§ Raw records:
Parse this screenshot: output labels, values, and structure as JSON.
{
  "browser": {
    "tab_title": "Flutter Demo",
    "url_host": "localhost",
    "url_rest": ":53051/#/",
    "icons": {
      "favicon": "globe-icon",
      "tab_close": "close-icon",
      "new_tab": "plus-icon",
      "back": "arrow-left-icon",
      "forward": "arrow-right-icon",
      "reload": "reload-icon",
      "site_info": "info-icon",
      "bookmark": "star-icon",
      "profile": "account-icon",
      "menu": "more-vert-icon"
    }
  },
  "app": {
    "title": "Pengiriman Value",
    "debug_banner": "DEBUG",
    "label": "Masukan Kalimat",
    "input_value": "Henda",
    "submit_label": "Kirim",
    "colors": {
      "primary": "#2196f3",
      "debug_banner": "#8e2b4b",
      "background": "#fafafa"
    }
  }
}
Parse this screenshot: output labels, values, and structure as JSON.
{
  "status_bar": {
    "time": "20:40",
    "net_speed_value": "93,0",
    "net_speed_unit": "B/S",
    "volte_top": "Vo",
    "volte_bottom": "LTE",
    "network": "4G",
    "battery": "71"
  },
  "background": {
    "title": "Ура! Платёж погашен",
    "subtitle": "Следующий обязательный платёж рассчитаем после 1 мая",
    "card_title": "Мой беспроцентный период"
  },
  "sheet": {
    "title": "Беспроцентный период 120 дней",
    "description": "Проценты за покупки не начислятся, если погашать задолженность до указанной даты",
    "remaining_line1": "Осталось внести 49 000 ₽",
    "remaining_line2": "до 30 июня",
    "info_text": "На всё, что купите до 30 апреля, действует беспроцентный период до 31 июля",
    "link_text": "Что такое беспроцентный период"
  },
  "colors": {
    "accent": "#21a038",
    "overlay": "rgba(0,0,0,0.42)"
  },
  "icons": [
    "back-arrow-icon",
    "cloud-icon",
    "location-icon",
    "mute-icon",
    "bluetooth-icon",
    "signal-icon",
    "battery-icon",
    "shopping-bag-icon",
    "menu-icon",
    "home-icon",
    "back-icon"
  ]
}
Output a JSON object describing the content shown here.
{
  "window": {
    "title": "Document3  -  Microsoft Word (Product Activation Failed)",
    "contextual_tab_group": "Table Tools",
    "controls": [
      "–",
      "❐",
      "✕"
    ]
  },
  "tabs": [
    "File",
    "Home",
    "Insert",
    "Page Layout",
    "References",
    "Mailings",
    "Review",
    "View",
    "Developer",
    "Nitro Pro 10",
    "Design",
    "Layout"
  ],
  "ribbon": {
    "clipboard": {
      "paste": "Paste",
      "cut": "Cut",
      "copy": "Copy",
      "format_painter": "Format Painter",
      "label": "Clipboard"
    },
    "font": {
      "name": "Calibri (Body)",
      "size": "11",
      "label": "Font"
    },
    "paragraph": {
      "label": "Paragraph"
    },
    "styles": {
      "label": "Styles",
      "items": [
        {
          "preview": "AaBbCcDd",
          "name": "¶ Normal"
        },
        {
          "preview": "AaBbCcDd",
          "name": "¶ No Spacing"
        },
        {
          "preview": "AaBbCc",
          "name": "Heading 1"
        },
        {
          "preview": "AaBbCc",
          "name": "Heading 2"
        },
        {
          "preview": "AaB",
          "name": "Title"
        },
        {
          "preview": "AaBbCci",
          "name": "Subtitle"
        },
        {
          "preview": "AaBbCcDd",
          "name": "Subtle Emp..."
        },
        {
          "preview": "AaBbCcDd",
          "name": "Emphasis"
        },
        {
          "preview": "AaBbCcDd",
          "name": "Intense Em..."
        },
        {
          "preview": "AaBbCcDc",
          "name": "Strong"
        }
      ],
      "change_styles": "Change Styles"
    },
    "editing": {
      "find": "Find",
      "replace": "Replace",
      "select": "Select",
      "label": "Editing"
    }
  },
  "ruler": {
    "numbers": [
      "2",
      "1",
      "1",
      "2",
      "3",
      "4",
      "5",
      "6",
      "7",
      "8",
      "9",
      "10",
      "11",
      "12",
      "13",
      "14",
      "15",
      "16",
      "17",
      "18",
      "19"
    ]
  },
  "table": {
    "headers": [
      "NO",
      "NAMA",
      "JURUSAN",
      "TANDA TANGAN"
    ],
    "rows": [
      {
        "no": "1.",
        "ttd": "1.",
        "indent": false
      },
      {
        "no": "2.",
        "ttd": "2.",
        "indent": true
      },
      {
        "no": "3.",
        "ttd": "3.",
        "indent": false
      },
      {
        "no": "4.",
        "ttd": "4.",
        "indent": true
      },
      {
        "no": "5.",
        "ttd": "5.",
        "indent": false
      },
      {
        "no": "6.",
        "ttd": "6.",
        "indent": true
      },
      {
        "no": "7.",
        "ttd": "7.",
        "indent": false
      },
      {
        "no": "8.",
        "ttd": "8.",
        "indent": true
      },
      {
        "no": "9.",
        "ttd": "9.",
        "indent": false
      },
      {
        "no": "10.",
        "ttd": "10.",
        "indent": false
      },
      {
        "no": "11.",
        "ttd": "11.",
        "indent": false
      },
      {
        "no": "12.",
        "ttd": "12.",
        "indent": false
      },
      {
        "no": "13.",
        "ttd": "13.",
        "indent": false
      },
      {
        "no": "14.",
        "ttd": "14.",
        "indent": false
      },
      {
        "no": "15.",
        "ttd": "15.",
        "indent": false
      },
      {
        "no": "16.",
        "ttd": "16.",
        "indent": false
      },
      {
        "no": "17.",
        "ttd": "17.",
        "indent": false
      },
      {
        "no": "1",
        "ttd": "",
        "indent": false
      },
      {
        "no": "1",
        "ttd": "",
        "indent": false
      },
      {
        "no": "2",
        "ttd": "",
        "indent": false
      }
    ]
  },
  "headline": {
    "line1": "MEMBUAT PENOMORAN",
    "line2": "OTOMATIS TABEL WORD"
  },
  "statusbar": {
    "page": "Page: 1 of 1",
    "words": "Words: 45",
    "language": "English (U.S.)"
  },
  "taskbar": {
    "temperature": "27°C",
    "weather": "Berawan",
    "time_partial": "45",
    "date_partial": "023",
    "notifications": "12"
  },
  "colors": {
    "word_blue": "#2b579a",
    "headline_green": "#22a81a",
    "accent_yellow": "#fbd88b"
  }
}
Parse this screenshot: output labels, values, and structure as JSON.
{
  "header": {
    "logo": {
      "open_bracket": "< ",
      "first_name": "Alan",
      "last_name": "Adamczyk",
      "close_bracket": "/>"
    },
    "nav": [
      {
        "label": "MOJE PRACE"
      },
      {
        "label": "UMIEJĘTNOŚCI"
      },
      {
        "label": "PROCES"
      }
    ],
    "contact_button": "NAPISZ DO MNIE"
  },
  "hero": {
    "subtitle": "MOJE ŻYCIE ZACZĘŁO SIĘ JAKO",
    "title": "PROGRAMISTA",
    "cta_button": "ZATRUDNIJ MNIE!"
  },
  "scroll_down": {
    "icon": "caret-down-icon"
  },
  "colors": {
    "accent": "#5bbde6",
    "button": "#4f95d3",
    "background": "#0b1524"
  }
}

§ What is expected: Make a verbatim copy of every entry shown above.

§ Result for this task:
Parse this screenshot: output labels, values, and structure as JSON.
{
  "browser": {
    "tab_title": "Flutter Demo",
    "url_host": "localhost",
    "url_rest": ":53051/#/",
    "icons": {
      "favicon": "globe-icon",
      "tab_close": "close-icon",
      "new_tab": "plus-icon",
      "back": "arrow-left-icon",
      "forward": "arrow-right-icon",
      "reload": "reload-icon",
      "site_info": "info-icon",
      "bookmark": "star-icon",
      "profile": "account-icon",
      "menu": "more-vert-icon"
    }
  },
  "app": {
    "title": "Pengiriman Value",
    "debug_banner": "DEBUG",
    "label": "Masukan Kalimat",
    "input_value": "Henda",
    "submit_label": "Kirim",
    "colors": {
      "primary": "#2196f3",
      "debug_banner": "#8e2b4b",
      "background": "#fafafa"
    }
  }
}
Parse this screenshot: output labels, values, and structure as JSON.
{
  "status_bar": {
    "time": "20:40",
    "net_speed_value": "93,0",
    "net_speed_unit": "B/S",
    "volte_top": "Vo",
    "volte_bottom": "LTE",
    "network": "4G",
    "battery": "71"
  },
  "background": {
    "title": "Ура! Платёж погашен",
    "subtitle": "Следующий обязательный платёж рассчитаем после 1 мая",
    "card_title": "Мой беспроцентный период"
  },
  "sheet": {
    "title": "Беспроцентный период 120 дней",
    "description": "Проценты за покупки не начислятся, если погашать задолженность до указанной даты",
    "remaining_line1": "Осталось внести 49 000 ₽",
    "remaining_line2": "до 30 июня",
    "info_text": "На всё, что купите до 30 апреля, действует беспроцентный период до 31 июля",
    "link_text": "Что такое беспроцентный период"
  },
  "colors": {
    "accent": "#21a038",
    "overlay": "rgba(0,0,0,0.42)"
  },
  "icons": [
    "back-arrow-icon",
    "cloud-icon",
    "location-icon",
    "mute-icon",
    "bluetooth-icon",
    "signal-icon",
    "battery-icon",
    "shopping-bag-icon",
    "menu-icon",
    "home-icon",
    "back-icon"
  ]
}
Output a JSON object describing the content shown here.
{
  "window": {
    "title": "Document3  -  Microsoft Word (Product Activation Failed)",
    "contextual_tab_group": "Table Tools",
    "controls": [
      "–",
      "❐",
      "✕"
    ]
  },
  "tabs": [
    "File",
    "Home",
    "Insert",
    "Page Layout",
    "References",
    "Mailings",
    "Review",
    "View",
    "Developer",
    "Nitro Pro 10",
    "Design",
    "Layout"
  ],
  "ribbon": {
    "clipboard": {
      "paste": "Paste",
      "cut": "Cut",
      "copy": "Copy",
      "format_painter": "Format Painter",
      "label": "Clipboard"
    },
    "font": {
      "name": "Calibri (Body)",
      "size": "11",
      "label": "Font"
    },
    "paragraph": {
      "label": "Paragraph"
    },
    "styles": {
      "label": "Styles",
      "items": [
        {
          "preview": "AaBbCcDd",
          "name": "¶ Normal"
        },
        {
          "preview": "AaBbCcDd",
          "name": "¶ No Spacing"
        },
        {
          "preview": "AaBbCc",
          "name": "Heading 1"
        },
        {
          "preview": "AaBbCc",
          "name": "Heading 2"
        },
        {
          "preview": "AaB",
          "name": "Title"
        },
        {
          "preview": "AaBbCci",
          "name": "Subtitle"
        },
        {
          "preview": "AaBbCcDd",
          "name": "Subtle Emp..."
        },
        {
          "preview": "AaBbCcDd",
          "name": "Emphasis"
        },
        {
          "preview": "AaBbCcDd",
          "name": "Intense Em..."
        },
        {
          "preview": "AaBbCcDc",
          "name": "Strong"
        }
      ],
      "change_styles": "Change Styles"
    },
    "editing": {
      "find": "Find",
      "replace": "Replace",
      "select": "Select",
      "label": "Editing"
    }
  },
  "ruler": {
    "numbers": [
      "2",
      "1",
      "1",
      "2",
      "3",
      "4",
      "5",
      "6",
      "7",
      "8",
      "9",
      "10",
      "11",
      "12",
      "13",
      "14",
      "15",
      "16",
      "17",
      "18",
      "19"
    ]
  },
  "table": {
    "headers": [
      "NO",
      "NAMA",
      "JURUSAN",
      "TANDA TANGAN"
    ],
    "rows": [
      {
        "no": "1.",
        "ttd": "1.",
        "indent": false
      },
      {
        "no": "2.",
        "ttd": "2.",
        "indent": true
      },
      {
        "no": "3.",
        "ttd": "3.",
        "indent": false
      },
      {
        "no": "4.",
        "ttd": "4.",
        "indent": true
      },
      {
        "no": "5.",
        "ttd": "5.",
        "indent": false
      },
      {
        "no": "6.",
        "ttd": "6.",
        "indent": true
      },
      {
        "no": "7.",
        "ttd": "7.",
        "indent": false
      },
      {
        "no": "8.",
        "ttd": "8.",
        "indent": true
      },
      {
        "no": "9.",
        "ttd": "9.",
        "indent": false
      },
      {
        "no": "10.",
        "ttd": "10.",
        "indent": false
      },
      {
        "no": "11.",
        "ttd": "11.",
        "indent": false
      },
      {
        "no": "12.",
        "ttd": "12.",
        "indent": false
      },
      {
        "no": "13.",
        "ttd": "13.",
        "indent": false
      },
      {
        "no": "14.",
        "ttd": "14.",
        "indent": false
      },
      {
        "no": "15.",
        "ttd": "15.",
        "indent": false
      },
      {
        "no": "16.",
        "ttd": "16.",
        "indent": false
      },
      {
        "no": "17.",
        "ttd": "17.",
        "indent": false
      },
      {
        "no": "1",
        "ttd": "",
        "indent": false
      },
      {
        "no": "1",
        "ttd": "",
        "indent": false
      },
      {
        "no": "2",
        "ttd": "",
        "indent": false
      }
    ]
  },
  "headline": {
    "line1": "MEMBUAT PENOMORAN",
    "line2": "OTOMATIS TABEL WORD"
  },
  "statusbar": {
    "page": "Page: 1 of 1",
    "words": "Words: 45",
    "language": "English (U.S.)"
  },
  "taskbar": {
    "temperature": "27°C",
    "weather": "Berawan",
    "time_partial": "45",
    "date_partial": "023",
    "notifications": "12"
  },
  "colors": {
    "word_blue": "#2b579a",
    "headline_green": "#22a81a",
    "accent_yellow": "#fbd88b"
  }
}
Parse this screenshot: output labels, values, and structure as JSON.
{
  "header": {
    "logo": {
      "open_bracket": "< ",
      "first_name": "Alan",
      "last_name": "Adamczyk",
      "close_bracket": "/>"
    },
    "nav": [
      {
        "label": "MOJE PRACE"
      },
      {
        "label": "UMIEJĘTNOŚCI"
      },
      {
        "label": "PROCES"
      }
    ],
    "contact_button": "NAPISZ DO MNIE"
  },
  "hero": {
    "subtitle": "MOJE ŻYCIE ZACZĘŁO SIĘ JAKO",
    "title": "PROGRAMISTA",
    "cta_button": "ZATRUDNIJ MNIE!"
  },
  "scroll_down": {
    "icon": "caret-down-icon"
  },
  "colors": {
    "accent": "#5bbde6",
    "button": "#4f95d3",
    "background": "#0b1524"
  }
}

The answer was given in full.